# EXERCISE DETAILS
Which lines hold the word "Entertainment"? Copy each of them from the material.

# PROVIDED DATA
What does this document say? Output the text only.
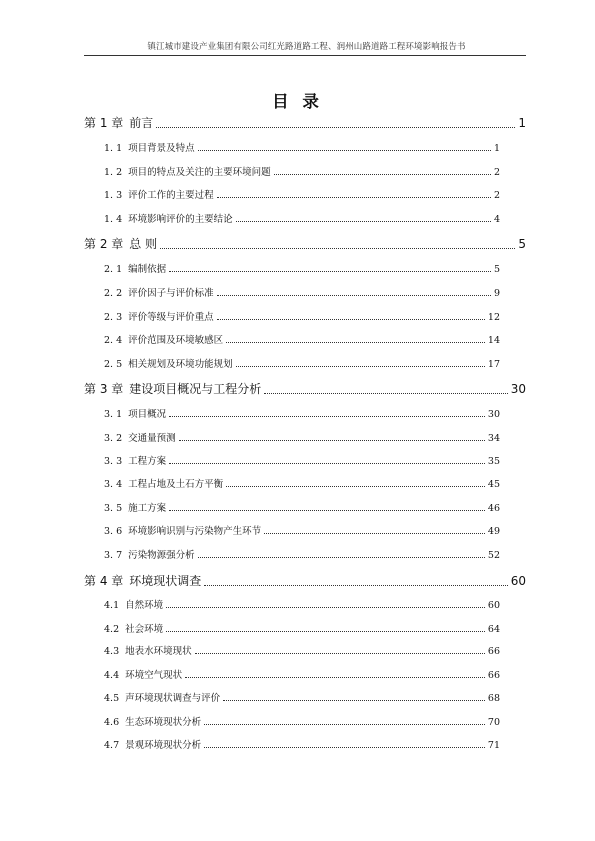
镇江城市建设产业集团有限公司红光路道路工程、润州山路道路工程环境影响报告书
目 录
第 1 章 前言	1
1. 1 项目背景及特点	1
1. 2 项目的特点及关注的主要环境问题	2
1. 3 评价工作的主要过程	2
1. 4 环境影响评价的主要结论	4
第 2 章 总 则	5
2. 1 编制依据	5
2. 2 评价因子与评价标准	9
2. 3 评价等级与评价重点	12
2. 4 评价范围及环境敏感区	14
2. 5 相关规划及环境功能规划	17
第 3 章 建设项目概况与工程分析	30
3. 1 项目概况	30
3. 2 交通量预测	34
3. 3 工程方案	35
3. 4 工程占地及土石方平衡	45
3. 5 施工方案	46
3. 6 环境影响识别与污染物产生环节	49
3. 7 污染物源强分析	52
第 4 章 环境现状调查	60
4.1 自然环境	60
4.2 社会环境	64
4.3 地表水环境现状	66
4.4 环境空气现状	66
4.5 声环境现状调查与评价	68
4.6 生态环境现状分析	70
4.7 景观环境现状分析	71
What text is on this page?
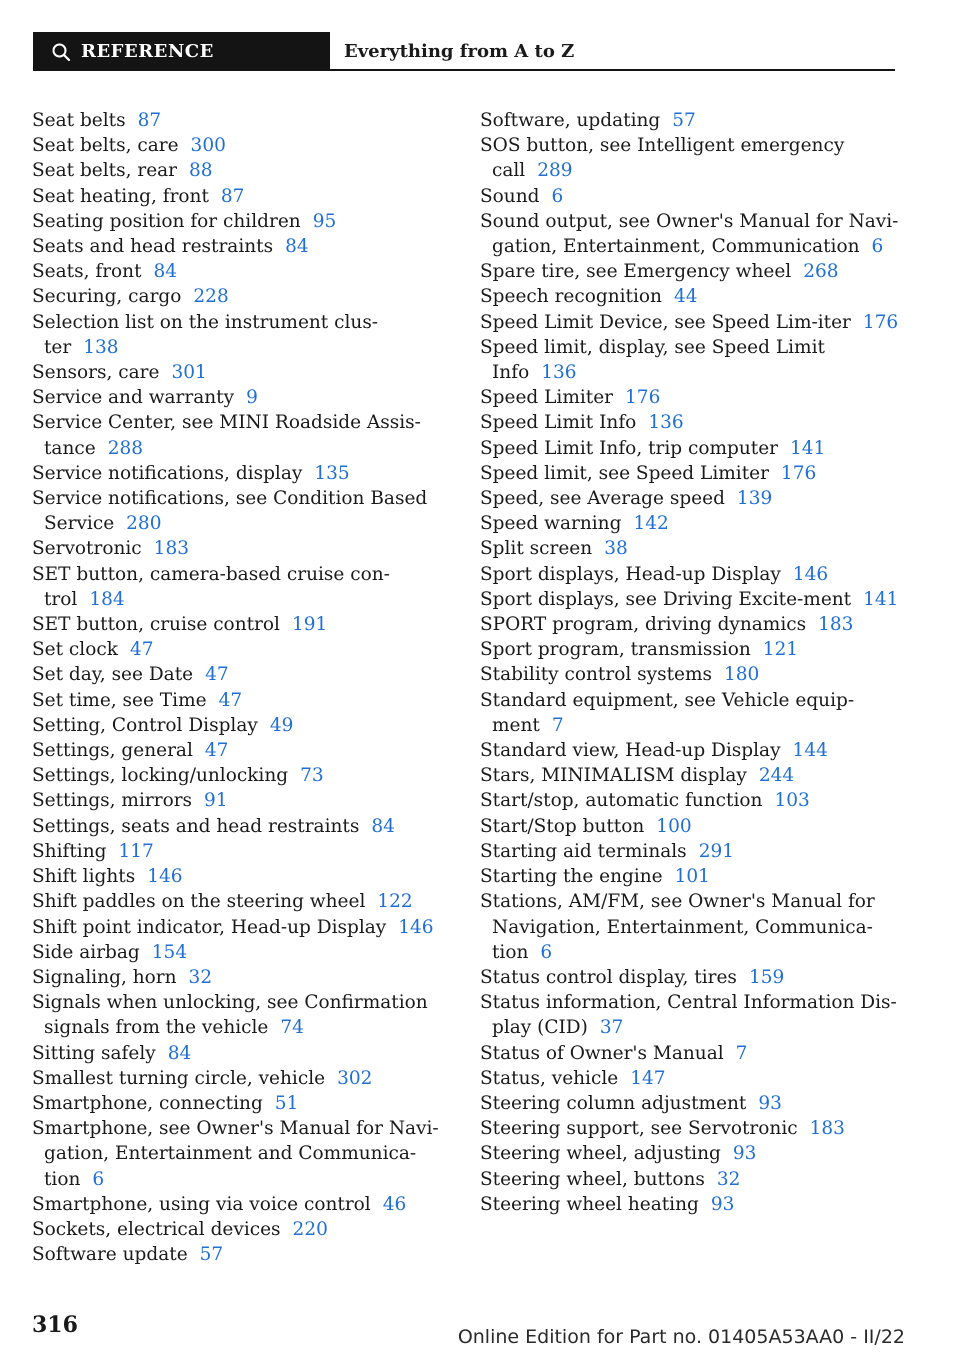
REFERENCE	Everything from A to Z
Seat belts 87
Seat belts, care 300
Seat belts, rear 88
Seat heating, front 87
Seating position for children 95
Seats and head restraints 84
Seats, front 84
Securing, cargo 228
Selection list on the instrument clus-ter 138
Sensors, care 301
Service and warranty 9
Service Center, see MINI Roadside Assis-tance 288
Service notifications, display 135
Service notifications, see Condition Based Service 280
Servotronic 183
SET button, camera-based cruise con-trol 184
SET button, cruise control 191
Set clock 47
Set day, see Date 47
Set time, see Time 47
Setting, Control Display 49
Settings, general 47
Settings, locking/unlocking 73
Settings, mirrors 91
Settings, seats and head restraints 84
Shifting 117
Shift lights 146
Shift paddles on the steering wheel 122
Shift point indicator, Head-up Display 146
Side airbag 154
Signaling, horn 32
Signals when unlocking, see Confirmation signals from the vehicle 74
Sitting safely 84
Smallest turning circle, vehicle 302
Smartphone, connecting 51
Smartphone, see Owner's Manual for Navi-gation, Entertainment and Communica-tion 6
Smartphone, using via voice control 46
Sockets, electrical devices 220
Software update 57
Software, updating 57
SOS button, see Intelligent emergency call 289
Sound 6
Sound output, see Owner's Manual for Navi-gation, Entertainment, Communication 6
Spare tire, see Emergency wheel 268
Speech recognition 44
Speed Limit Device, see Speed Lim-iter 176
Speed limit, display, see Speed Limit Info 136
Speed Limiter 176
Speed Limit Info 136
Speed Limit Info, trip computer 141
Speed limit, see Speed Limiter 176
Speed, see Average speed 139
Speed warning 142
Split screen 38
Sport displays, Head-up Display 146
Sport displays, see Driving Excite-ment 141
SPORT program, driving dynamics 183
Sport program, transmission 121
Stability control systems 180
Standard equipment, see Vehicle equip-ment 7
Standard view, Head-up Display 144
Stars, MINIMALISM display 244
Start/stop, automatic function 103
Start/Stop button 100
Starting aid terminals 291
Starting the engine 101
Stations, AM/FM, see Owner's Manual for Navigation, Entertainment, Communica-tion 6
Status control display, tires 159
Status information, Central Information Dis-play (CID) 37
Status of Owner's Manual 7
Status, vehicle 147
Steering column adjustment 93
Steering support, see Servotronic 183
Steering wheel, adjusting 93
Steering wheel, buttons 32
Steering wheel heating 93
316	Online Edition for Part no. 01405A53AA0 - II/22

# SOLUTION
Smartphone, see Owner's Manual for Navi-gation, Entertainment and Communica-tion 6
Sound output, see Owner's Manual for Navi-gation, Entertainment, Communication 6
Stations, AM/FM, see Owner's Manual for Navigation, Entertainment, Communica-tion 6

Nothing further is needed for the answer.